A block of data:
= = = =
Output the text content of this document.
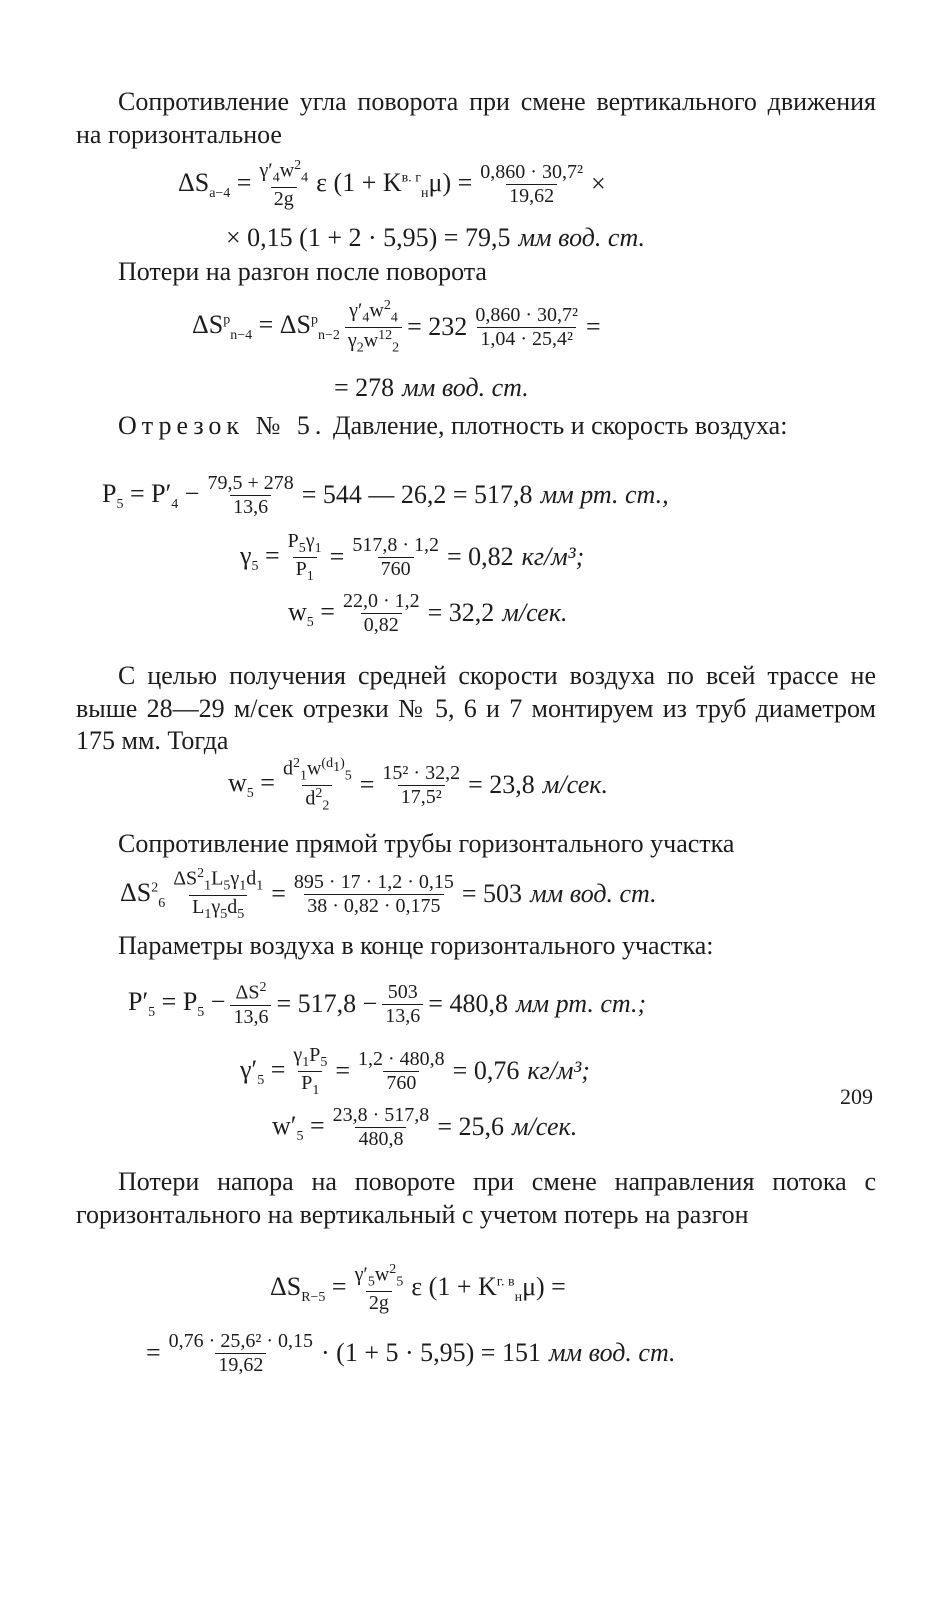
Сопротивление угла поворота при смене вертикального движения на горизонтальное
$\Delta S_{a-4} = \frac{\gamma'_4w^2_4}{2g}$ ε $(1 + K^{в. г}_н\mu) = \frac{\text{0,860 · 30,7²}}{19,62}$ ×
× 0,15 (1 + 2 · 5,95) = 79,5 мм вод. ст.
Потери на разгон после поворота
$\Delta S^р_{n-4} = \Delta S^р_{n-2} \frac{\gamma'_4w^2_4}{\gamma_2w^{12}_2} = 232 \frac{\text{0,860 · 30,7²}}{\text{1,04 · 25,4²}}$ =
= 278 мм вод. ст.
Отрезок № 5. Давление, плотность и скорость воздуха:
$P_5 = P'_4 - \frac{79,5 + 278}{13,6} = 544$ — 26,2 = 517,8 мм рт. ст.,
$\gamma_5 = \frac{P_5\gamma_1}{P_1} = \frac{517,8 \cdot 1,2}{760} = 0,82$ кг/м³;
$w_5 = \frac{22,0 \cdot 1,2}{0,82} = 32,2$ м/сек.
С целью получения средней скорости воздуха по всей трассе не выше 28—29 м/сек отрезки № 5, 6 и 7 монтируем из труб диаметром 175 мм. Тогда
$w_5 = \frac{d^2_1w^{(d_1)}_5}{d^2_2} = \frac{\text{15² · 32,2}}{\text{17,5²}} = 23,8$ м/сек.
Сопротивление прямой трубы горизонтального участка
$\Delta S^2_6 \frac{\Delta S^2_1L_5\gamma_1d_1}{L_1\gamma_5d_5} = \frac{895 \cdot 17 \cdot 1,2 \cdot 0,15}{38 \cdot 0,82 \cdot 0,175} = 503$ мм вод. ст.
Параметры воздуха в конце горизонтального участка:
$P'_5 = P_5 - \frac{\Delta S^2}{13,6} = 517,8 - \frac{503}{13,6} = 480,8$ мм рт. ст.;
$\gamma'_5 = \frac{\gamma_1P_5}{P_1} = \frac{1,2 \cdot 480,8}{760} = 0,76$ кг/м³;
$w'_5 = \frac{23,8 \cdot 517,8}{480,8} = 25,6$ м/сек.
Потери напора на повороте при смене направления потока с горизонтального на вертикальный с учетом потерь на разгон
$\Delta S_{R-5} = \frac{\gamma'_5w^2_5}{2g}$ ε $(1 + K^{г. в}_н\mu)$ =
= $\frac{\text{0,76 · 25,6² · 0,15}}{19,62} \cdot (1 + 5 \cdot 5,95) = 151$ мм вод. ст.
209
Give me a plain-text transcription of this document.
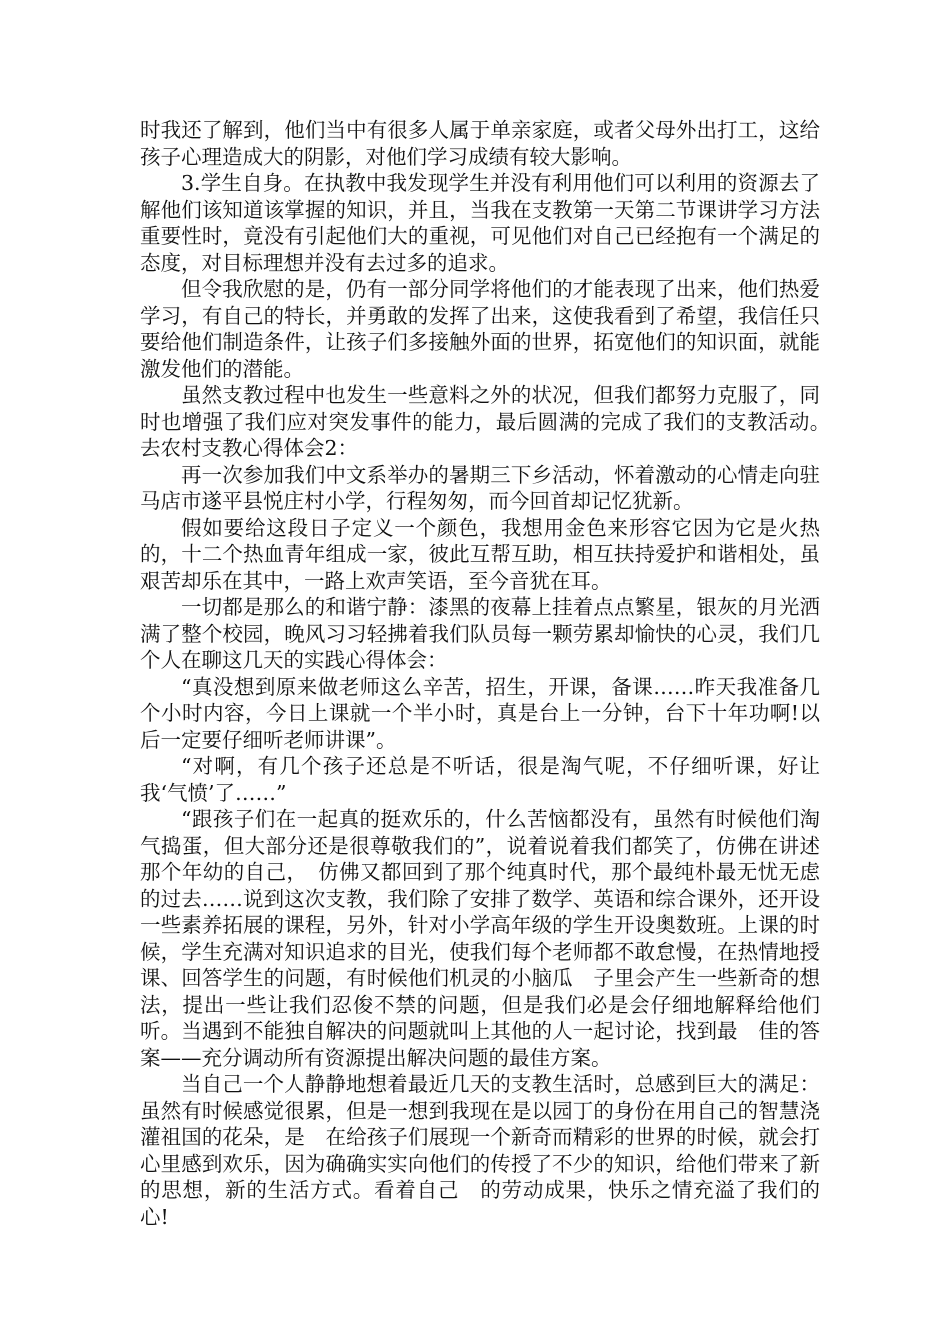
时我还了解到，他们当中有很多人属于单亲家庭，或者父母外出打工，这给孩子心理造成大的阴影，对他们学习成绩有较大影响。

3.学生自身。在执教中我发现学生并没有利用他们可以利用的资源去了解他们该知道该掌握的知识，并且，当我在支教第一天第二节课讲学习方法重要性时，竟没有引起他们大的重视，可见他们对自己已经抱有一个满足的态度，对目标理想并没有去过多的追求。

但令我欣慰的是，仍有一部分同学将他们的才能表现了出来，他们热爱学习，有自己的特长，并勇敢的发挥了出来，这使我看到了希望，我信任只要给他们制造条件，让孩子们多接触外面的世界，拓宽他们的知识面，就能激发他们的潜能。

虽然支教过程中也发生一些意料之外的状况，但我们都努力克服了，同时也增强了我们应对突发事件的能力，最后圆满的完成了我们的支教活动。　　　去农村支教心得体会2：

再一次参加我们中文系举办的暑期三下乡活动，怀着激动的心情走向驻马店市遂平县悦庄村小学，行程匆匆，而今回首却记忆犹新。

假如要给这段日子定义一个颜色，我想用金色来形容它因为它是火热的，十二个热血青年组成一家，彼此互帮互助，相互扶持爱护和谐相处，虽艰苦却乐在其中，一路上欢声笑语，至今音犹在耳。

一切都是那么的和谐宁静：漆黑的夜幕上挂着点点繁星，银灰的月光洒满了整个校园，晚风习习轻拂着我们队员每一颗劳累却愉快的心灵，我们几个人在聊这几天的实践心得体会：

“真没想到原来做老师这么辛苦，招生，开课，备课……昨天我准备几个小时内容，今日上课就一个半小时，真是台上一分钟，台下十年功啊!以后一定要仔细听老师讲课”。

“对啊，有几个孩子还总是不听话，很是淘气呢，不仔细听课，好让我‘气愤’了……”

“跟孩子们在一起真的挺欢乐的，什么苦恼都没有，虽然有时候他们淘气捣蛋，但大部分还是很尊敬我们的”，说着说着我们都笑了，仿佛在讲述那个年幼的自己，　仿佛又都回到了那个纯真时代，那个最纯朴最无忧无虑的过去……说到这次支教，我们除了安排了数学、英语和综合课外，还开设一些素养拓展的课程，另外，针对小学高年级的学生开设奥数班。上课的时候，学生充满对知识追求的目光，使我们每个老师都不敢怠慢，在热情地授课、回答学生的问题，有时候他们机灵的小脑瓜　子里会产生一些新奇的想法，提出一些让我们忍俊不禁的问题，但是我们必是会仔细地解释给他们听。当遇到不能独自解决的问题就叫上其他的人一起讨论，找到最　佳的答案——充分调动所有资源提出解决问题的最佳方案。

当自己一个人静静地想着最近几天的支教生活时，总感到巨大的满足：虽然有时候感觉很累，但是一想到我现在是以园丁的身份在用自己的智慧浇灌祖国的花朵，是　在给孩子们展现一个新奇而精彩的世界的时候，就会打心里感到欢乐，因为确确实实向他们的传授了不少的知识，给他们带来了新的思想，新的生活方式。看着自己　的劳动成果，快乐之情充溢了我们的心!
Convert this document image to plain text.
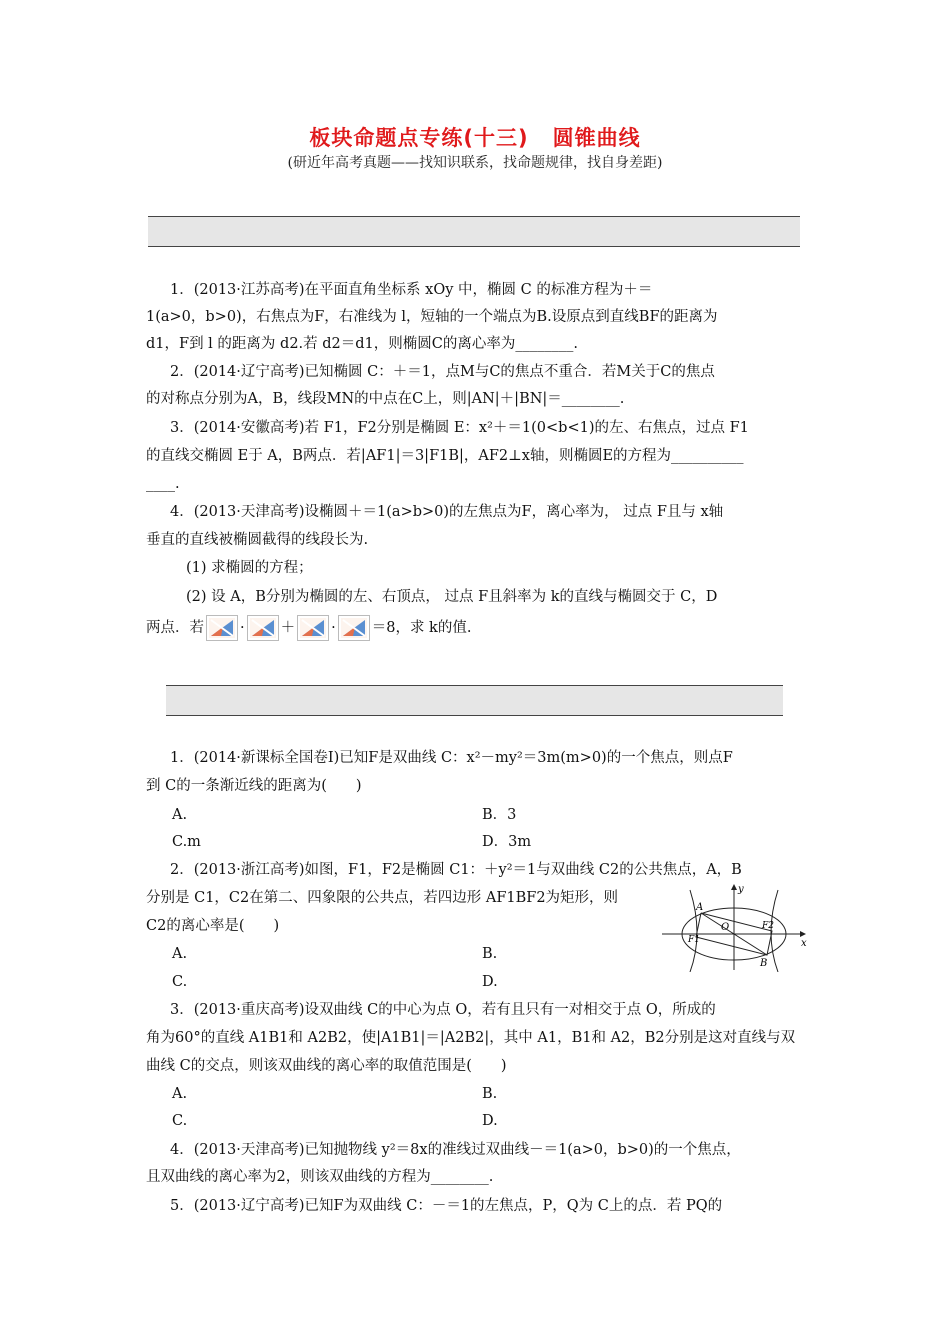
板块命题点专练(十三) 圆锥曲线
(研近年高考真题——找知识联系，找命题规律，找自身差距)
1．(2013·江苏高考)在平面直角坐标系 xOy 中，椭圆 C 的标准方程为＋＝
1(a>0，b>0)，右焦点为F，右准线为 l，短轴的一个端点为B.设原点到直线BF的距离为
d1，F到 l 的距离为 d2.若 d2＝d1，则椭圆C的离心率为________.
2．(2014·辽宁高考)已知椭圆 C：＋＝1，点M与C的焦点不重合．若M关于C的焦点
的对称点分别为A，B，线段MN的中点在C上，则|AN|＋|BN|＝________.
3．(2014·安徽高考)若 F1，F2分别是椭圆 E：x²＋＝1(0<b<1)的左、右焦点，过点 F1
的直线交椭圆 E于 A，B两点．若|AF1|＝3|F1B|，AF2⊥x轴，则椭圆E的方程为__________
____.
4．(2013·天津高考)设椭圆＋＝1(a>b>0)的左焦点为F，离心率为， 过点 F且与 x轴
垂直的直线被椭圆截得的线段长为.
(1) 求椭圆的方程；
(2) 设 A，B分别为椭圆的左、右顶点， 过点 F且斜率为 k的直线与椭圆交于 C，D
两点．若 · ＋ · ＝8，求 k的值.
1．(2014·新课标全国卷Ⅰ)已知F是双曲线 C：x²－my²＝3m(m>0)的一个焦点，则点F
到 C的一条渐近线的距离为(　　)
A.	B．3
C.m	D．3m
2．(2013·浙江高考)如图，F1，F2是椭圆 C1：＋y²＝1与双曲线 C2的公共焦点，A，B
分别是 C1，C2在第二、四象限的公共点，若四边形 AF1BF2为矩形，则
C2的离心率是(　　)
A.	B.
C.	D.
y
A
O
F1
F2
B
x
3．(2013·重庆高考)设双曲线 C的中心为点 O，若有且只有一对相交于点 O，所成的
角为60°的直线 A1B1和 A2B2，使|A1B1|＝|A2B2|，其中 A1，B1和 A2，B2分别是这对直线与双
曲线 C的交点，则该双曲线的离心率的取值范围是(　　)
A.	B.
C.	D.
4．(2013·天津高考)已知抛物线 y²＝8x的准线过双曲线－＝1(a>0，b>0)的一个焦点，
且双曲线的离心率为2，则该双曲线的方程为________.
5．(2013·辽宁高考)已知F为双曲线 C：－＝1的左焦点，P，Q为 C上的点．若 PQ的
= = = =
What needs to be done:
Using the records above, select and copy every line that has the word "plain".

Expected output:
Give me a plain-text transcription of this document.
Convert this document image to plain text.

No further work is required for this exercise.